Available data:
* * * *
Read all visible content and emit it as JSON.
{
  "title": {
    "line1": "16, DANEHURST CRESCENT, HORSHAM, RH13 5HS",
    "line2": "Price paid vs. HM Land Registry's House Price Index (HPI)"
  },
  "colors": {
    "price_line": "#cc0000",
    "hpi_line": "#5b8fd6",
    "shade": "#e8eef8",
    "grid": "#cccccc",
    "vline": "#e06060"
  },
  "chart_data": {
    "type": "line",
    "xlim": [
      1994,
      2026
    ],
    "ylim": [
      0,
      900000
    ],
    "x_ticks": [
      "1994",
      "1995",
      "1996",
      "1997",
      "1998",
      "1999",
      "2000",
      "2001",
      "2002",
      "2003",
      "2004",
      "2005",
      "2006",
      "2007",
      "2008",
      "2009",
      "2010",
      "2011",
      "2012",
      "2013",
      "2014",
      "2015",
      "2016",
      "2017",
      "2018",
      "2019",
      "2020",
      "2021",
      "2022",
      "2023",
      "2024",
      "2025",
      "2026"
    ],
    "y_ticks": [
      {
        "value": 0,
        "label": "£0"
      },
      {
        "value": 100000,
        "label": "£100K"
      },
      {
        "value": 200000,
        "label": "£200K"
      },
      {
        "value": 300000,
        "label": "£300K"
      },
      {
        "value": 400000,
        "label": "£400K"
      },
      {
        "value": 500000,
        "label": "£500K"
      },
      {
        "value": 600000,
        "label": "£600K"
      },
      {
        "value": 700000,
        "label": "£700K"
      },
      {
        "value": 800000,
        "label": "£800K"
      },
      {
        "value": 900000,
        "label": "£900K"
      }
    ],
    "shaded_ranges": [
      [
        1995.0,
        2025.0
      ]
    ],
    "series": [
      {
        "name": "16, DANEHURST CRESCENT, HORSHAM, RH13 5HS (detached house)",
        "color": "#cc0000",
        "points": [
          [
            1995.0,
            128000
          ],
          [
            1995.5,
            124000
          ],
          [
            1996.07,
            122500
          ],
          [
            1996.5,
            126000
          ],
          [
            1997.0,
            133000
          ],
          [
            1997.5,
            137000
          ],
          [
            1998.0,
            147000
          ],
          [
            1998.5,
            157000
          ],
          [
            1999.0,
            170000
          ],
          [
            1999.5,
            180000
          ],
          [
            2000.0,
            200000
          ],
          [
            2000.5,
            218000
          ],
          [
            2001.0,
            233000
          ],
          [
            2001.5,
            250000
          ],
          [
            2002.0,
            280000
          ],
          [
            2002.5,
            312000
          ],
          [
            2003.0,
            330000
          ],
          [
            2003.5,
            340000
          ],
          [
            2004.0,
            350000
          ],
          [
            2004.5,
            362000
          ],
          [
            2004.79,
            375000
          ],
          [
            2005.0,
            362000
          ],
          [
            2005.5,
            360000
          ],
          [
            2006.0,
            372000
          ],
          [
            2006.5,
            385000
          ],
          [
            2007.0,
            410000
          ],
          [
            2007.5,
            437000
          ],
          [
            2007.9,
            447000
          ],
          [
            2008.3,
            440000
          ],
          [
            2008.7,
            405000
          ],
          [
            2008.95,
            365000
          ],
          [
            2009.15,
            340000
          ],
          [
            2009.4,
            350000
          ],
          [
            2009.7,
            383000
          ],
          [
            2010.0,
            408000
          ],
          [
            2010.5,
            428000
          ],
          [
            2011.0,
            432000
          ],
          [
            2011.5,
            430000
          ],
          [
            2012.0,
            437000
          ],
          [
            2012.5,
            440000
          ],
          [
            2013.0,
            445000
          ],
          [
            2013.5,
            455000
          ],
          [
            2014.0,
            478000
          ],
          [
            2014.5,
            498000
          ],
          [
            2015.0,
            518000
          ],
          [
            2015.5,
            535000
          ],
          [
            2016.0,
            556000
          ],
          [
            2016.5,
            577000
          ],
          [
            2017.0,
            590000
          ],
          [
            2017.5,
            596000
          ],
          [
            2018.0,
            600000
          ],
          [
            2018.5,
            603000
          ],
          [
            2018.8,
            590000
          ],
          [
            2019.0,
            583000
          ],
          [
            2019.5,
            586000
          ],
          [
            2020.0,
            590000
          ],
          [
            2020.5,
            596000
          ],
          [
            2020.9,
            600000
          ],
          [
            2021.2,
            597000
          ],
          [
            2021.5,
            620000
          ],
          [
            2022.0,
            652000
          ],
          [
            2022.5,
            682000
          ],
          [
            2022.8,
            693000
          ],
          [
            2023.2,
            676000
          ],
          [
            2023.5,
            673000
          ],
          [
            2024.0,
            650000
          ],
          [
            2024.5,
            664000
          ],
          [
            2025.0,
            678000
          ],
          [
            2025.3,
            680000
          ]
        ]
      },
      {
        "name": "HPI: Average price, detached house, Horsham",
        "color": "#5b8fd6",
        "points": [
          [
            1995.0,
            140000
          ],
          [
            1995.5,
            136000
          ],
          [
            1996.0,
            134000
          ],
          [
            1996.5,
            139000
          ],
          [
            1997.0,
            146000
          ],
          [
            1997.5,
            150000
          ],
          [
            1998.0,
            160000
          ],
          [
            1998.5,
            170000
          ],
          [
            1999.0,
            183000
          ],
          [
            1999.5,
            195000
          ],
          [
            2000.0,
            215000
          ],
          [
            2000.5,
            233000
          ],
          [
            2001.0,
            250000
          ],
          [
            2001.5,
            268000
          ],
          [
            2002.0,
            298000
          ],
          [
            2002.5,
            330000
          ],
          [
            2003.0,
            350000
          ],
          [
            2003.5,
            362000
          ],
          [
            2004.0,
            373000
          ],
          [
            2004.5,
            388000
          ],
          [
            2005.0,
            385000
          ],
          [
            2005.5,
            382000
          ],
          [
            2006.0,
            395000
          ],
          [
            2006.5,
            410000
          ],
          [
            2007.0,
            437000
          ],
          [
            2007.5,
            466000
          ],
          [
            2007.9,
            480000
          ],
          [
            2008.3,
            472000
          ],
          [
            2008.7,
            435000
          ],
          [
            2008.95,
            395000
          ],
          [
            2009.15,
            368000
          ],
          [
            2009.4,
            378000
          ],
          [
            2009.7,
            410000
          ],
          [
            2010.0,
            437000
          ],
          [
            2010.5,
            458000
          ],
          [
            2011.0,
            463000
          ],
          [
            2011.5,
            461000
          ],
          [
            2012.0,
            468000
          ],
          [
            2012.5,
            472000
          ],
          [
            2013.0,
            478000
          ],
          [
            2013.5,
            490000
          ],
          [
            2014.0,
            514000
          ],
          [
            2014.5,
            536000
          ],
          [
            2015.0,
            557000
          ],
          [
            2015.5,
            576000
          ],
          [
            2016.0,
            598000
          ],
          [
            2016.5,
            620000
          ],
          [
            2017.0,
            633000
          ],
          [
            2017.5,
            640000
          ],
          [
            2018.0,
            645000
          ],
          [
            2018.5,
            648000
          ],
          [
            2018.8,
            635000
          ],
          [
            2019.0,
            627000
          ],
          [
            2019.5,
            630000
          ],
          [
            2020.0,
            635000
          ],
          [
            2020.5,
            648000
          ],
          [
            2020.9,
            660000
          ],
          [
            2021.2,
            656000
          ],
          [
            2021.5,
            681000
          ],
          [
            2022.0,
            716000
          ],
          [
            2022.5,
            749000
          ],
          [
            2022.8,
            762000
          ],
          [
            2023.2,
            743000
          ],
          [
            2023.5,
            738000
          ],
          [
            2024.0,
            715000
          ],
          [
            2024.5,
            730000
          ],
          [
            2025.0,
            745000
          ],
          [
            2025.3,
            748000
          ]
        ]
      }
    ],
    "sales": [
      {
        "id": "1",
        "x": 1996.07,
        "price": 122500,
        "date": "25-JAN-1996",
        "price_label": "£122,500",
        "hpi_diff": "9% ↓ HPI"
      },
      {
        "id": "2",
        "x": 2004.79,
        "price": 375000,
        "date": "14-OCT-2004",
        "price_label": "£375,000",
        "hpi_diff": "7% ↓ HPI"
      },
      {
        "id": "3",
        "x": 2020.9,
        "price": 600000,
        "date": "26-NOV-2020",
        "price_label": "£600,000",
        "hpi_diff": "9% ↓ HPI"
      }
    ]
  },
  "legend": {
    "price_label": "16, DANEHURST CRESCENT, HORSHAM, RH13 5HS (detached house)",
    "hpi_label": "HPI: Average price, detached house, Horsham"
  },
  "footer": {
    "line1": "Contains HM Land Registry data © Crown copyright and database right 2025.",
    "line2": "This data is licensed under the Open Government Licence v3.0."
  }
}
* * * *
Aim of the task: From the data above, pick out each line containing "DANEHURST" and copy it.

Response to the task:
    "line1": "16, DANEHURST CRESCENT, HORSHAM, RH13 5HS",
        "name": "16, DANEHURST CRESCENT, HORSHAM, RH13 5HS (detached house)",
    "price_label": "16, DANEHURST CRESCENT, HORSHAM, RH13 5HS (detached house)",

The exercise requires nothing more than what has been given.